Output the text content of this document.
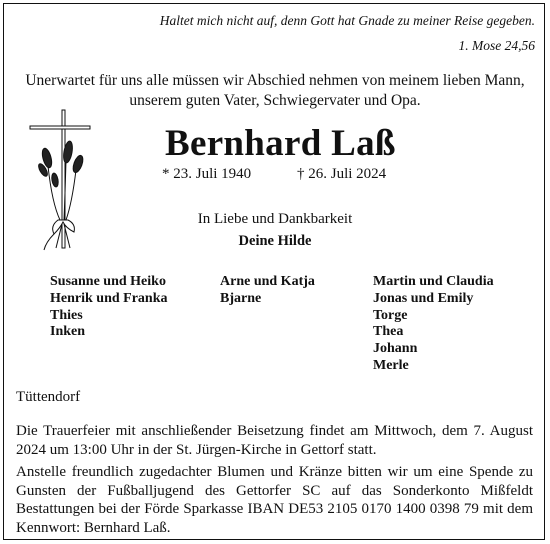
Haltet mich nicht auf, denn Gott hat Gnade zu meiner Reise gegeben.
1. Mose 24,56
Unerwartet für uns alle müssen wir Abschied nehmen von meinem lieben Mann,
unserem guten Vater, Schwiegervater und Opa.
Bernhard Laß
* 23. Juli 1940	† 26. Juli 2024
In Liebe und Dankbarkeit
Deine Hilde
Susanne und Heiko
Henrik und Franka
Thies
Inken
Arne und Katja
Bjarne
Martin und Claudia
Jonas und Emily
Torge
Thea
Johann
Merle
Tüttendorf
Die Trauerfeier mit anschließender Beisetzung findet am Mittwoch, dem 7. August 2024 um 13:00 Uhr in der St. Jürgen-Kirche in Gettorf statt.
Anstelle freundlich zugedachter Blumen und Kränze bitten wir um eine Spende zu Gunsten der Fußballjugend des Gettorfer SC auf das Sonderkonto Mißfeldt Bestattungen bei der Förde Sparkasse IBAN DE53 2105 0170 1400 0398 79 mit dem Kennwort: Bernhard Laß.
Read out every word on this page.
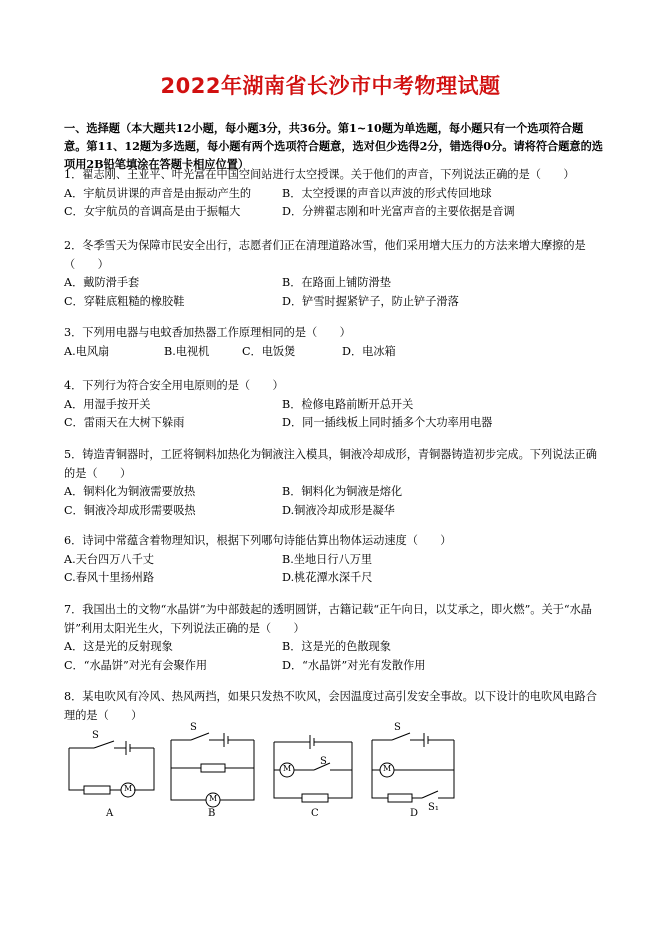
2022年湖南省长沙市中考物理试题
一、选择题（本大题共12小题，每小题3分，共36分。第1~10题为单选题，每小题只有一个选项符合题意。第11、12题为多选题，每小题有两个选项符合题意，选对但少选得2分，错选得0分。请将符合题意的选项用2B铅笔填涂在答题卡相应位置）
1．翟志刚、王亚平、叶光富在中国空间站进行太空授课。关于他们的声音，下列说法正确的是（　　）
A．宇航员讲课的声音是由振动产生的	B．太空授课的声音以声波的形式传回地球
C．女宇航员的音调高是由于振幅大	D．分辨翟志刚和叶光富声音的主要依据是音调
2．冬季雪天为保障市民安全出行，志愿者们正在清理道路冰雪，他们采用增大压力的方法来增大摩擦的是（　　）
A．戴防滑手套	B．在路面上铺防滑垫
C．穿鞋底粗糙的橡胶鞋	D．铲雪时握紧铲子，防止铲子滑落
3．下列用电器与电蚊香加热器工作原理相同的是（　　）
A.电风扇	B.电视机	C．电饭煲	D．电冰箱
4．下列行为符合安全用电原则的是（　　）
A．用湿手按开关	B．检修电路前断开总开关
C．雷雨天在大树下躲雨	D．同一插线板上同时插多个大功率用电器
5．铸造青铜器时，工匠将铜料加热化为铜液注入模具，铜液冷却成形，青铜器铸造初步完成。下列说法正确的是（　　）
A．铜料化为铜液需要放热	B．铜料化为铜液是熔化
C．铜液冷却成形需要吸热	D.铜液冷却成形是凝华
6．诗词中常蕴含着物理知识，根据下列哪句诗能估算出物体运动速度（　　）
A.天台四万八千丈	B.坐地日行八万里
C.春风十里扬州路	D.桃花潭水深千尺
7．我国出土的文物“水晶饼”为中部鼓起的透明圆饼，古籍记载“正午向日，以艾承之，即火燃”。关于“水晶饼”利用太阳光生火，下列说法正确的是（　　）
A．这是光的反射现象	B．这是光的色散现象
C．“水晶饼”对光有会聚作用	D．“水晶饼”对光有发散作用
8．某电吹风有冷风、热风两挡，如果只发热不吹风，会因温度过高引发安全事故。以下设计的电吹风电路合理的是（　　）
S
M
A
S
M
B
M
S
C
S
M
S₁
D
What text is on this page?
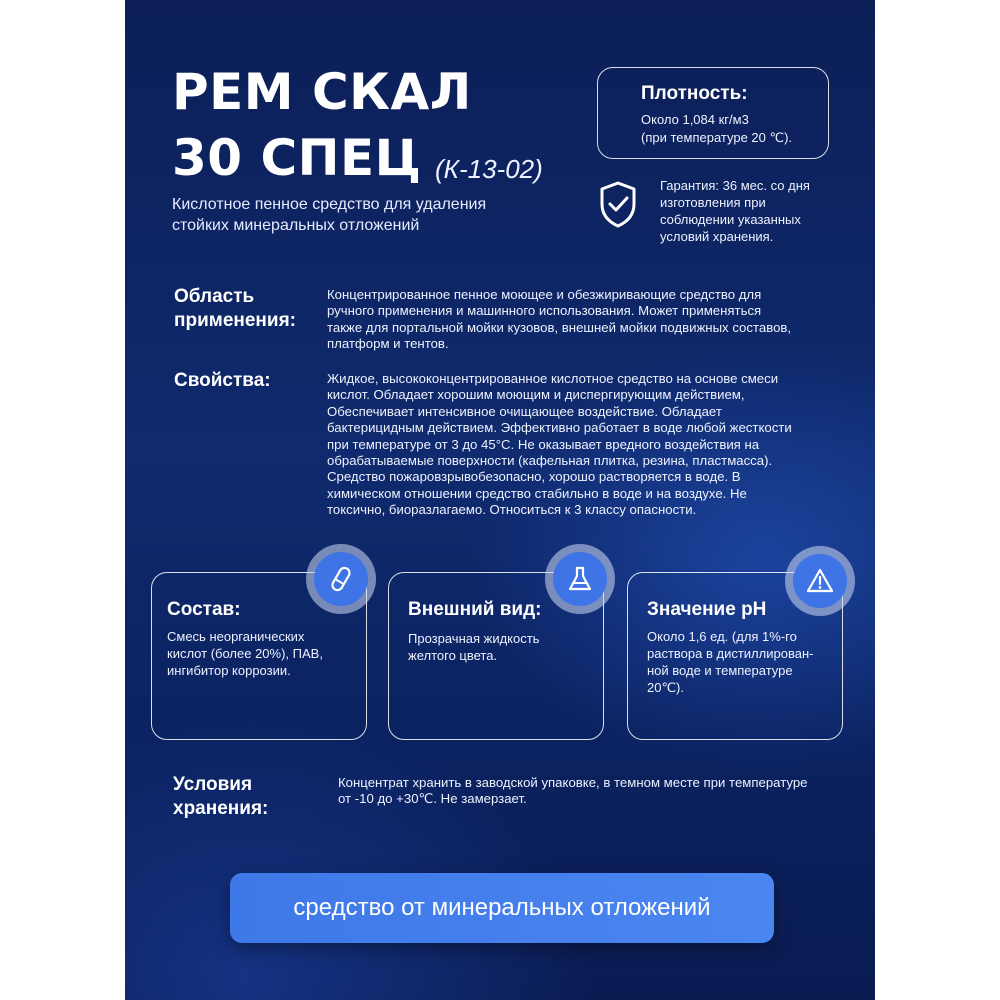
РЕМ СКАЛ
30 СПЕЦ (К-13-02)
Кислотное пенное средство для удаления
стойких минеральных отложений
Плотность:
Около 1,084 кг/м3
(при температуре 20 ℃).
Гарантия: 36 мес. со дня
изготовления при
соблюдении указанных
условий хранения.
Область
применения:
Концентрированное пенное моющее и обезжиривающие средство для
ручного применения и машинного использования. Может применяться
также для портальной мойки кузовов, внешней мойки подвижных составов,
платформ и тентов.
Свойства:	Жидкое, высококонцентрированное кислотное средство на основе смеси
кислот. Обладает хорошим моющим и диспергирующим действием,
Обеспечивает интенсивное очищающее воздействие. Обладает
бактерицидным действием. Эффективно работает в воде любой жесткости
при температуре от 3 до 45°С. Не оказывает вредного воздействия на
обрабатываемые поверхности (кафельная плитка, резина, пластмасса).
Средство пожаровзрывобезопасно, хорошо растворяется в воде. В
химическом отношении средство стабильно в воде и на воздухе. Не
токсично, биоразлагаемо. Относиться к 3 классу опасности.
Состав:
Смесь неорганических
кислот (более 20%), ПАВ,
ингибитор коррозии.
Внешний вид:
Прозрачная жидкость
желтого цвета.
Значение pH
Около 1,6 ед. (для 1%-го
раствора в дистиллирован-
ной воде и температуре
20℃).
Условия
хранения:
Концентрат хранить в заводской упаковке, в темном месте при температуре
от -10 до +30℃. Не замерзает.
средство от минеральных отложений
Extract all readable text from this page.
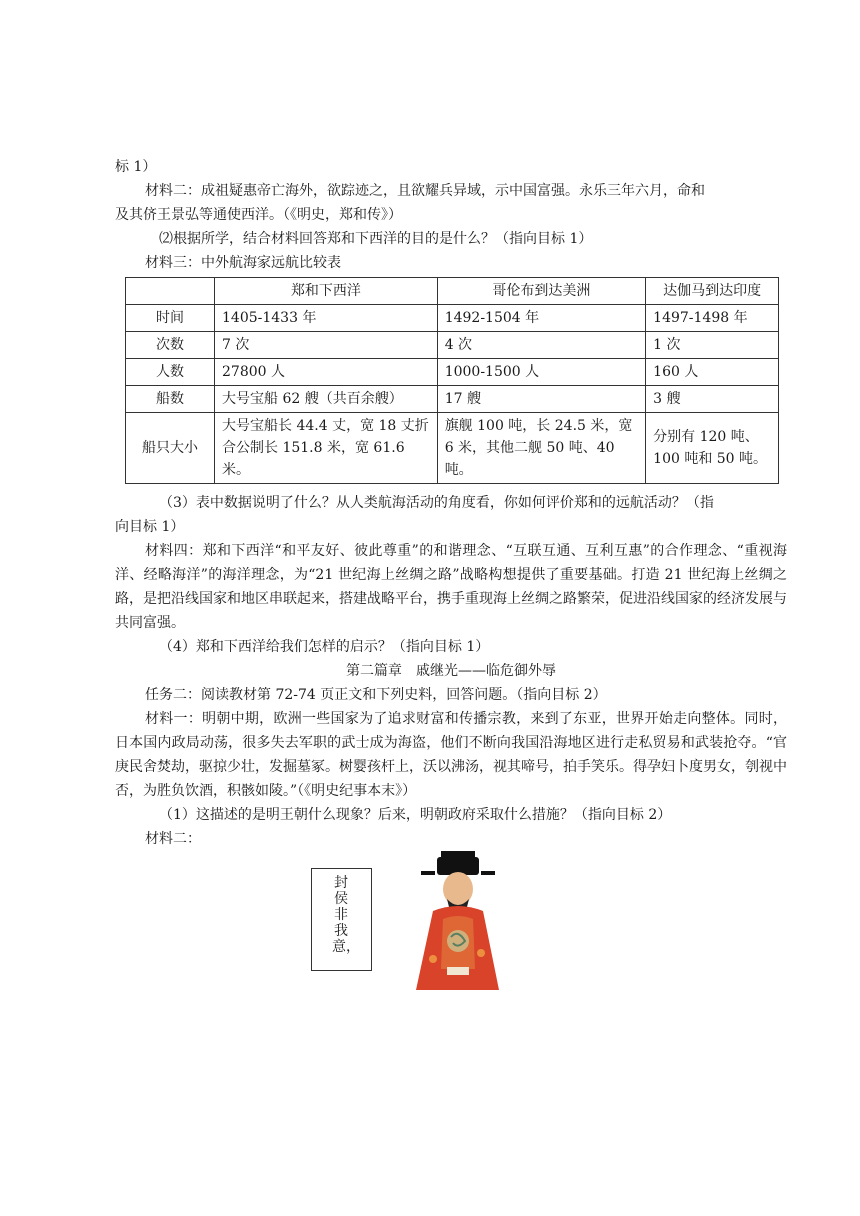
标 1）
材料二：成祖疑惠帝亡海外，欲踪迹之，且欲耀兵异域，示中国富强。永乐三年六月，命和
及其侪王景弘等通使西洋。（《明史，郑和传》）
⑵根据所学，结合材料回答郑和下西洋的目的是什么？（指向目标 1）
材料三：中外航海家远航比较表
	郑和下西洋	哥伦布到达美洲	达伽马到达印度
时间	1405-1433 年	1492-1504 年	1497-1498 年
次数	7 次	4 次	1 次
人数	27800 人	1000-1500 人	160 人
船数	大号宝船 62 艘（共百余艘）	17 艘	3 艘
船只大小	大号宝船长 44.4 丈，宽 18 丈折合公制长 151.8 米，宽 61.6 米。	旗舰 100 吨，长 24.5 米，宽 6 米，其他二舰 50 吨、40 吨。	分别有 120 吨、100 吨和 50 吨。
（3）表中数据说明了什么？从人类航海活动的角度看，你如何评价郑和的远航活动？（指
向目标 1）
材料四：郑和下西洋“和平友好、彼此尊重”的和谐理念、“互联互通、互利互惠”的合作理念、“重视海洋、经略海洋”的海洋理念，为“21 世纪海上丝绸之路”战略构想提供了重要基础。打造 21 世纪海上丝绸之路，是把沿线国家和地区串联起来，搭建战略平台，携手重现海上丝绸之路繁荣，促进沿线国家的经济发展与共同富强。
（4）郑和下西洋给我们怎样的启示？（指向目标 1）
第二篇章　戚继光——临危御外辱
任务二：阅读教材第 72-74 页正文和下列史料，回答问题。（指向目标 2）
材料一：明朝中期，欧洲一些国家为了追求财富和传播宗教，来到了东亚，世界开始走向整体。同时，日本国内政局动荡，很多失去军职的武士成为海盗，他们不断向我国沿海地区进行走私贸易和武装抢夺。“官庚民舍焚劫，驱掠少壮，发掘墓冢。树婴孩杆上，沃以沸汤，视其啼号，拍手笑乐。得孕妇卜度男女，刳视中否，为胜负饮酒，积骸如陵。”（《明史纪事本末》）
（1）这描述的是明王朝什么现象？后来，明朝政府采取什么措施？（指向目标 2）
材料二：
封侯非我意，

* **WHAT YOU NEED TO DO**:
Retype every record above exactly as written, but leave out the pictures.

* **REPLY**:
Output the text content of this document.
Haltet mich nicht auf, denn Gott hat Gnade zu meiner Reise gegeben.
1. Mose 24,56
Unerwartet für uns alle müssen wir Abschied nehmen von meinem lieben Mann,
unserem guten Vater, Schwiegervater und Opa.
Bernhard Laß
* 23. Juli 1940	† 26. Juli 2024
In Liebe und Dankbarkeit
Deine Hilde
Susanne und Heiko
Henrik und Franka
Thies
Inken
Arne und Katja
Bjarne
Martin und Claudia
Jonas und Emily
Torge
Thea
Johann
Merle
Tüttendorf
Die Trauerfeier mit anschließender Beisetzung findet am Mittwoch, dem 7. August 2024 um 13:00 Uhr in der St. Jürgen-Kirche in Gettorf statt.
Anstelle freundlich zugedachter Blumen und Kränze bitten wir um eine Spende zu Gunsten der Fußballjugend des Gettorfer SC auf das Sonderkonto Mißfeldt Bestattungen bei der Förde Sparkasse IBAN DE53 2105 0170 1400 0398 79 mit dem Kennwort: Bernhard Laß.
Read out every word on this page.
2022年湖南省长沙市中考物理试题
一、选择题（本大题共12小题，每小题3分，共36分。第1~10题为单选题，每小题只有一个选项符合题意。第11、12题为多选题，每小题有两个选项符合题意，选对但少选得2分，错选得0分。请将符合题意的选项用2B铅笔填涂在答题卡相应位置）
1．翟志刚、王亚平、叶光富在中国空间站进行太空授课。关于他们的声音，下列说法正确的是（　　）
A．宇航员讲课的声音是由振动产生的	B．太空授课的声音以声波的形式传回地球
C．女宇航员的音调高是由于振幅大	D．分辨翟志刚和叶光富声音的主要依据是音调
2．冬季雪天为保障市民安全出行，志愿者们正在清理道路冰雪，他们采用增大压力的方法来增大摩擦的是（　　）
A．戴防滑手套	B．在路面上铺防滑垫
C．穿鞋底粗糙的橡胶鞋	D．铲雪时握紧铲子，防止铲子滑落
3．下列用电器与电蚊香加热器工作原理相同的是（　　）
A.电风扇	B.电视机	C．电饭煲	D．电冰箱
4．下列行为符合安全用电原则的是（　　）
A．用湿手按开关	B．检修电路前断开总开关
C．雷雨天在大树下躲雨	D．同一插线板上同时插多个大功率用电器
5．铸造青铜器时，工匠将铜料加热化为铜液注入模具，铜液冷却成形，青铜器铸造初步完成。下列说法正确的是（　　）
A．铜料化为铜液需要放热	B．铜料化为铜液是熔化
C．铜液冷却成形需要吸热	D.铜液冷却成形是凝华
6．诗词中常蕴含着物理知识，根据下列哪句诗能估算出物体运动速度（　　）
A.天台四万八千丈	B.坐地日行八万里
C.春风十里扬州路	D.桃花潭水深千尺
7．我国出土的文物“水晶饼”为中部鼓起的透明圆饼，古籍记载“正午向日，以艾承之，即火燃”。关于“水晶饼”利用太阳光生火，下列说法正确的是（　　）
A．这是光的反射现象	B．这是光的色散现象
C．“水晶饼”对光有会聚作用	D．“水晶饼”对光有发散作用
8．某电吹风有冷风、热风两挡，如果只发热不吹风，会因温度过高引发安全事故。以下设计的电吹风电路合理的是（　　）
S
M
A
S
M
B
M
S
C
S
M
S₁
D
What text is on this page?
РЕМ СКАЛ
30 СПЕЦ (К-13-02)
Кислотное пенное средство для удаления
стойких минеральных отложений
Плотность:
Около 1,084 кг/м3
(при температуре 20 ℃).
Гарантия: 36 мес. со дня
изготовления при
соблюдении указанных
условий хранения.
Область
применения:
Концентрированное пенное моющее и обезжиривающие средство для
ручного применения и машинного использования. Может применяться
также для портальной мойки кузовов, внешней мойки подвижных составов,
платформ и тентов.
Свойства:	Жидкое, высококонцентрированное кислотное средство на основе смеси
кислот. Обладает хорошим моющим и диспергирующим действием,
Обеспечивает интенсивное очищающее воздействие. Обладает
бактерицидным действием. Эффективно работает в воде любой жесткости
при температуре от 3 до 45°С. Не оказывает вредного воздействия на
обрабатываемые поверхности (кафельная плитка, резина, пластмасса).
Средство пожаровзрывобезопасно, хорошо растворяется в воде. В
химическом отношении средство стабильно в воде и на воздухе. Не
токсично, биоразлагаемо. Относиться к 3 классу опасности.
Состав:
Смесь неорганических
кислот (более 20%), ПАВ,
ингибитор коррозии.
Внешний вид:
Прозрачная жидкость
желтого цвета.
Значение pH
Около 1,6 ед. (для 1%-го
раствора в дистиллирован-
ной воде и температуре
20℃).
Условия
хранения:
Концентрат хранить в заводской упаковке, в темном месте при температуре
от -10 до +30℃. Не замерзает.
средство от минеральных отложений
Extract all readable text from this page.
标 1）
材料二：成祖疑惠帝亡海外，欲踪迹之，且欲耀兵异域，示中国富强。永乐三年六月，命和
及其侪王景弘等通使西洋。（《明史，郑和传》）
⑵根据所学，结合材料回答郑和下西洋的目的是什么？（指向目标 1）
材料三：中外航海家远航比较表
	郑和下西洋	哥伦布到达美洲	达伽马到达印度
时间	1405-1433 年	1492-1504 年	1497-1498 年
次数	7 次	4 次	1 次
人数	27800 人	1000-1500 人	160 人
船数	大号宝船 62 艘（共百余艘）	17 艘	3 艘
船只大小	大号宝船长 44.4 丈，宽 18 丈折合公制长 151.8 米，宽 61.6 米。	旗舰 100 吨，长 24.5 米，宽 6 米，其他二舰 50 吨、40 吨。	分别有 120 吨、100 吨和 50 吨。
（3）表中数据说明了什么？从人类航海活动的角度看，你如何评价郑和的远航活动？（指
向目标 1）
材料四：郑和下西洋“和平友好、彼此尊重”的和谐理念、“互联互通、互利互惠”的合作理念、“重视海洋、经略海洋”的海洋理念，为“21 世纪海上丝绸之路”战略构想提供了重要基础。打造 21 世纪海上丝绸之路，是把沿线国家和地区串联起来，搭建战略平台，携手重现海上丝绸之路繁荣，促进沿线国家的经济发展与共同富强。
（4）郑和下西洋给我们怎样的启示？（指向目标 1）
第二篇章　戚继光——临危御外辱
任务二：阅读教材第 72-74 页正文和下列史料，回答问题。（指向目标 2）
材料一：明朝中期，欧洲一些国家为了追求财富和传播宗教，来到了东亚，世界开始走向整体。同时，日本国内政局动荡，很多失去军职的武士成为海盗，他们不断向我国沿海地区进行走私贸易和武装抢夺。“官庚民舍焚劫，驱掠少壮，发掘墓冢。树婴孩杆上，沃以沸汤，视其啼号，拍手笑乐。得孕妇卜度男女，刳视中否，为胜负饮酒，积骸如陵。”（《明史纪事本末》）
（1）这描述的是明王朝什么现象？后来，明朝政府采取什么措施？（指向目标 2）
材料二：
封侯非我意，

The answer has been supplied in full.